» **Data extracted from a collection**
━━━━━━━━
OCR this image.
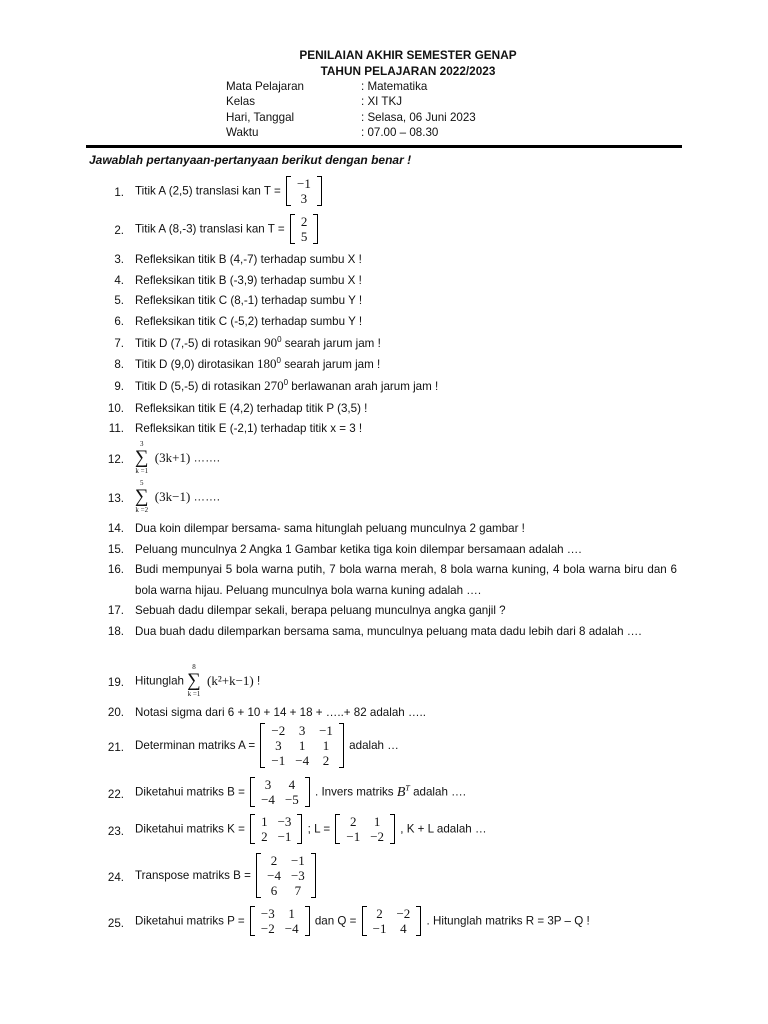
PENILAIAN AKHIR SEMESTER GENAP
TAHUN PELAJARAN 2022/2023
Mata Pelajaran	: Matematika
Kelas	: XI TKJ
Hari, Tanggal	: Selasa, 06 Juni 2023
Waktu	: 07.00 – 08.30
Jawablah pertanyaan-pertanyaan berikut dengan benar !
1. Titik A (2,5) translasi kan T = −1
3
2. Titik A (8,-3) translasi kan T = 2
5
3. Refleksikan titik B (4,-7) terhadap sumbu X !
4. Refleksikan titik B (-3,9) terhadap sumbu X !
5. Refleksikan titik C (8,-1) terhadap sumbu Y !
6. Refleksikan titik C (-5,2) terhadap sumbu Y !
7. Titik D (7,-5) di rotasikan $90^0$ searah jarum jam !
8. Titik D (9,0) dirotasikan $180^0$ searah jarum jam !
9. Titik D (5,-5) di rotasikan $270^0$ berlawanan arah jarum jam !
10. Refleksikan titik E (4,2) terhadap titik P (3,5) !
11. Refleksikan titik E (-2,1) terhadap titik x = 3 !
12.
3
∑
k =1
(3k+1) …….
13.
5
∑
k =2
(3k−1) …….
14. Dua koin dilempar bersama- sama hitunglah peluang munculnya 2 gambar !
15. Peluang munculnya 2 Angka 1 Gambar ketika tiga koin dilempar bersamaan adalah ….
16. Budi mempunyai 5 bola warna putih, 7 bola warna merah, 8 bola warna kuning, 4 bola warna biru dan 6 bola warna hijau. Peluang munculnya bola warna kuning adalah ….
17. Sebuah dadu dilempar sekali, berapa peluang munculnya angka ganjil ?
18. Dua buah dadu dilemparkan bersama sama, munculnya peluang mata dadu lebih dari 8 adalah ….
19. Hitunglah
8
∑
k =1
(k²+k−1) !
20. Notasi sigma dari 6 + 10 + 14 + 18 + …..+ 82 adalah …..
21. Determinan matriks A =
−2	3	−1
3	1	1
−1	−4	2
adalah …
22. Diketahui matriks B = 3	4
−4	−5 . Invers matriks $B^T$ adalah ….
23. Diketahui matriks K = 1	−3
2	−1 ; L = 2	1
−1	−2 , K + L adalah …
24. Transpose matriks B =
2	−1
−4	−3
6	7
25. Diketahui matriks P = −3	1
−2	−4 dan Q = 2	−2
−1	4 . Hitunglah matriks R = 3P – Q !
━━━━━━━━
» **Challenge**
Except for the pictures, print the data above exactly.

» **Written solution**
OCR this image.
PENILAIAN AKHIR SEMESTER GENAP
TAHUN PELAJARAN 2022/2023
Mata Pelajaran	: Matematika
Kelas	: XI TKJ
Hari, Tanggal	: Selasa, 06 Juni 2023
Waktu	: 07.00 – 08.30
Jawablah pertanyaan-pertanyaan berikut dengan benar !
1. Titik A (2,5) translasi kan T = −1
3
2. Titik A (8,-3) translasi kan T = 2
5
3. Refleksikan titik B (4,-7) terhadap sumbu X !
4. Refleksikan titik B (-3,9) terhadap sumbu X !
5. Refleksikan titik C (8,-1) terhadap sumbu Y !
6. Refleksikan titik C (-5,2) terhadap sumbu Y !
7. Titik D (7,-5) di rotasikan $90^0$ searah jarum jam !
8. Titik D (9,0) dirotasikan $180^0$ searah jarum jam !
9. Titik D (5,-5) di rotasikan $270^0$ berlawanan arah jarum jam !
10. Refleksikan titik E (4,2) terhadap titik P (3,5) !
11. Refleksikan titik E (-2,1) terhadap titik x = 3 !
12.
3
∑
k =1
(3k+1) …….
13.
5
∑
k =2
(3k−1) …….
14. Dua koin dilempar bersama- sama hitunglah peluang munculnya 2 gambar !
15. Peluang munculnya 2 Angka 1 Gambar ketika tiga koin dilempar bersamaan adalah ….
16. Budi mempunyai 5 bola warna putih, 7 bola warna merah, 8 bola warna kuning, 4 bola warna biru dan 6 bola warna hijau. Peluang munculnya bola warna kuning adalah ….
17. Sebuah dadu dilempar sekali, berapa peluang munculnya angka ganjil ?
18. Dua buah dadu dilemparkan bersama sama, munculnya peluang mata dadu lebih dari 8 adalah ….
19. Hitunglah
8
∑
k =1
(k²+k−1) !
20. Notasi sigma dari 6 + 10 + 14 + 18 + …..+ 82 adalah …..
21. Determinan matriks A =
−2	3	−1
3	1	1
−1	−4	2
adalah …
22. Diketahui matriks B = 3	4
−4	−5 . Invers matriks $B^T$ adalah ….
23. Diketahui matriks K = 1	−3
2	−1 ; L = 2	1
−1	−2 , K + L adalah …
24. Transpose matriks B =
2	−1
−4	−3
6	7
25. Diketahui matriks P = −3	1
−2	−4 dan Q = 2	−2
−1	4 . Hitunglah matriks R = 3P – Q !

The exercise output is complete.